**Stated goal:** Give the listing again exactly, omitting its images.

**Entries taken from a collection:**
* begin *

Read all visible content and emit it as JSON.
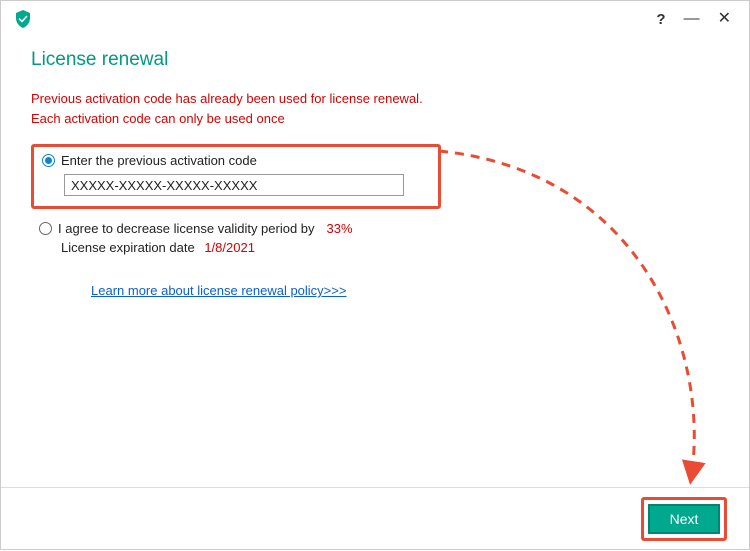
{
  "header": {
    "title": "License renewal"
  },
  "error": {
    "line1": "Previous activation code has already been used for license renewal.",
    "line2": "Each activation code can only be used once"
  },
  "option1": {
    "label": "Enter the previous activation code",
    "input_value": "XXXXX-XXXXX-XXXXX-XXXXX"
  },
  "option2": {
    "label": "I agree to decrease license validity period by",
    "percent": "33%",
    "expiration_label": "License expiration date",
    "expiration_date": "1/8/2021"
  },
  "link": {
    "text": "Learn more about license renewal policy>>>"
  },
  "footer": {
    "next_label": "Next"
  },
  "titlebar": {
    "help": "?",
    "minimize": "—",
    "close": "✕"
  }
}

* end *

**Solved problem:**
Read all visible content and emit it as JSON.
{
  "header": {
    "title": "License renewal"
  },
  "error": {
    "line1": "Previous activation code has already been used for license renewal.",
    "line2": "Each activation code can only be used once"
  },
  "option1": {
    "label": "Enter the previous activation code",
    "input_value": "XXXXX-XXXXX-XXXXX-XXXXX"
  },
  "option2": {
    "label": "I agree to decrease license validity period by",
    "percent": "33%",
    "expiration_label": "License expiration date",
    "expiration_date": "1/8/2021"
  },
  "link": {
    "text": "Learn more about license renewal policy>>>"
  },
  "footer": {
    "next_label": "Next"
  },
  "titlebar": {
    "help": "?",
    "minimize": "—",
    "close": "✕"
  }
}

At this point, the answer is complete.